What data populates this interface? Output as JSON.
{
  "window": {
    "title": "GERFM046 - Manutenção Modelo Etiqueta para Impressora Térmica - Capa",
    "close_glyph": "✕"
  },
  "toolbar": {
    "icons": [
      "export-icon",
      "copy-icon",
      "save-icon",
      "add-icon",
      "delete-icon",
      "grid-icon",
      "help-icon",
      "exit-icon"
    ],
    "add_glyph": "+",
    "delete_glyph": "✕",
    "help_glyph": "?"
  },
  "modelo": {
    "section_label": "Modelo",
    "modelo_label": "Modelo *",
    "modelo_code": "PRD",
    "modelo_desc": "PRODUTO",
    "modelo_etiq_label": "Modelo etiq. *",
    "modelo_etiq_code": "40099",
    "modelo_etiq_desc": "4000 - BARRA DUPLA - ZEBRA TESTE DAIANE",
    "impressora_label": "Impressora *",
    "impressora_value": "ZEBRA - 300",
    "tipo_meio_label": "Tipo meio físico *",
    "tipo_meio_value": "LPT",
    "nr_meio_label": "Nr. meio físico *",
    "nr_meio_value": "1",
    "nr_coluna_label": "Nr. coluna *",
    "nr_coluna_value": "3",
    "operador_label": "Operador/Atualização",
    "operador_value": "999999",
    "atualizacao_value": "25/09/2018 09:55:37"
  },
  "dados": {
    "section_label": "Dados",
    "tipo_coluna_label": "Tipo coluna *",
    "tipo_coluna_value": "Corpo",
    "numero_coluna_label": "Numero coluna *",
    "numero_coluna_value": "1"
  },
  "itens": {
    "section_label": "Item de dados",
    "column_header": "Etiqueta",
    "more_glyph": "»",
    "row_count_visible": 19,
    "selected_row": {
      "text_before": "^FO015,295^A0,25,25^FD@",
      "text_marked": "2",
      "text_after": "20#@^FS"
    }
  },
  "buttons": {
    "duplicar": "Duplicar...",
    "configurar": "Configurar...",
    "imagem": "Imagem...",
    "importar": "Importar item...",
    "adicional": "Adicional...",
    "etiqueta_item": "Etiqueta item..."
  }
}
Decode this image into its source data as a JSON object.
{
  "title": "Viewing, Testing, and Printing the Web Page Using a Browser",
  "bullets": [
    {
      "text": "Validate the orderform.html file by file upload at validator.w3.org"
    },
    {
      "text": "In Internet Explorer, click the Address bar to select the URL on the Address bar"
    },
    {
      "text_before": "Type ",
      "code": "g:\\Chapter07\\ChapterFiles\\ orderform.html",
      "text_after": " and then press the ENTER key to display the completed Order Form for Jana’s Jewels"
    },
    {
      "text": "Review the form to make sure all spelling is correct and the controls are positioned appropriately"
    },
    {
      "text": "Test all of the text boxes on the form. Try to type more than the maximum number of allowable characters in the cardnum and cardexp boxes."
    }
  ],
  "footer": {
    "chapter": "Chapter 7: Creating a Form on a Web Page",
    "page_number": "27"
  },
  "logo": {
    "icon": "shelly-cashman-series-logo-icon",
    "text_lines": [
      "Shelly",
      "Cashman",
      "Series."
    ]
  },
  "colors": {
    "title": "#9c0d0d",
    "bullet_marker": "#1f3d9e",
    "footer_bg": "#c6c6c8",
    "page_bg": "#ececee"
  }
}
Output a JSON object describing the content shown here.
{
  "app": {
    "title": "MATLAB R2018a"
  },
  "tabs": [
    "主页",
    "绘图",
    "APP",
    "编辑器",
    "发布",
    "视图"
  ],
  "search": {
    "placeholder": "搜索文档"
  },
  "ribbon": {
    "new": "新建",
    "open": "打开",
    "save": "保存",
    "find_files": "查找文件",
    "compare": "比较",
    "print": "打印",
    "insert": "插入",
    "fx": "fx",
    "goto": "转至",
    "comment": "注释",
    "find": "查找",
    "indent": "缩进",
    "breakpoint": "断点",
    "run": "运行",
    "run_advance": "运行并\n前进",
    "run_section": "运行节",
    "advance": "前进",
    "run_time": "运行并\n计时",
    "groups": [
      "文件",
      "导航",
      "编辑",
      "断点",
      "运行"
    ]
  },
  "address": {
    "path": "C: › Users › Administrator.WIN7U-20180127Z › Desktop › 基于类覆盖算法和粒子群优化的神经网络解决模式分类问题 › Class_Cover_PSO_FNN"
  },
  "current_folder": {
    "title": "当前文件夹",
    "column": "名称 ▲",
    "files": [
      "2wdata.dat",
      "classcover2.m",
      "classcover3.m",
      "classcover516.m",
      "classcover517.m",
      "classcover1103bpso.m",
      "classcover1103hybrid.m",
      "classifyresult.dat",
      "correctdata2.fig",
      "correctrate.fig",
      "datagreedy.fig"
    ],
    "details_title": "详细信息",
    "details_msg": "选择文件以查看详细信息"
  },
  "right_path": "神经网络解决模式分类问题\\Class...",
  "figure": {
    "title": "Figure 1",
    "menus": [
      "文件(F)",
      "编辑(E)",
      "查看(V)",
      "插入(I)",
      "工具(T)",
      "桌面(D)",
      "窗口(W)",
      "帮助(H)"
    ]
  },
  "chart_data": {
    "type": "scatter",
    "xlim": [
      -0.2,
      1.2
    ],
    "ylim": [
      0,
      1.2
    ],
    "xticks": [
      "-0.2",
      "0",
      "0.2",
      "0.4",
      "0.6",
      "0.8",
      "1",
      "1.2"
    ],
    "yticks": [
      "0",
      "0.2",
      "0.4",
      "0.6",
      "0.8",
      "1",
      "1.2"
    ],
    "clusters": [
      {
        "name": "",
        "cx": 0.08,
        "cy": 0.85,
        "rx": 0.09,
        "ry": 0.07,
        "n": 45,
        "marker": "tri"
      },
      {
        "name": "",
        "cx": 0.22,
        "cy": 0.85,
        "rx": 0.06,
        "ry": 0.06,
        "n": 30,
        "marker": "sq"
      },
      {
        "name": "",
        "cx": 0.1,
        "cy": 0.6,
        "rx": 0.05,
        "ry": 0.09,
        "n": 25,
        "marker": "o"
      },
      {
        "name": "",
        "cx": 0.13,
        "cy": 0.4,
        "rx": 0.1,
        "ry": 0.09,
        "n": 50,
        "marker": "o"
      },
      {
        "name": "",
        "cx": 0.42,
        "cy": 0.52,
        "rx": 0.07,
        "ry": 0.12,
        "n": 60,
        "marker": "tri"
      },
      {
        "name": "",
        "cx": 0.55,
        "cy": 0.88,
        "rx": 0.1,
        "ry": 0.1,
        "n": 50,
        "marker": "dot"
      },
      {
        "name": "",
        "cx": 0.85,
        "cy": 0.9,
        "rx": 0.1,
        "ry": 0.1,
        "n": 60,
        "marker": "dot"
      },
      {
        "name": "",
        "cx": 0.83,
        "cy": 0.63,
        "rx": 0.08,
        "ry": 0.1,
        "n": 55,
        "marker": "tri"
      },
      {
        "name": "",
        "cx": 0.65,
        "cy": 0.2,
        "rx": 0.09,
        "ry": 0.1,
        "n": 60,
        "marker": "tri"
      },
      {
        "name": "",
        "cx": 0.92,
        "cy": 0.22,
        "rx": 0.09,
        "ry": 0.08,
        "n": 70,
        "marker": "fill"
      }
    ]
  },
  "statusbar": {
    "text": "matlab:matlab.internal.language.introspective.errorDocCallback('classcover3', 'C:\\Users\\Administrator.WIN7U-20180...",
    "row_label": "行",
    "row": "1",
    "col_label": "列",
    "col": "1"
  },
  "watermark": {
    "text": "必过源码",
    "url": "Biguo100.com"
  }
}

— What you are asked to do —
From the data, collect all lines where the string "html" appears.

— Full answer —
      "text": "Validate the orderform.html file by file upload at validator.w3.org"
      "code": "g:\\Chapter07\\ChapterFiles\\ orderform.html",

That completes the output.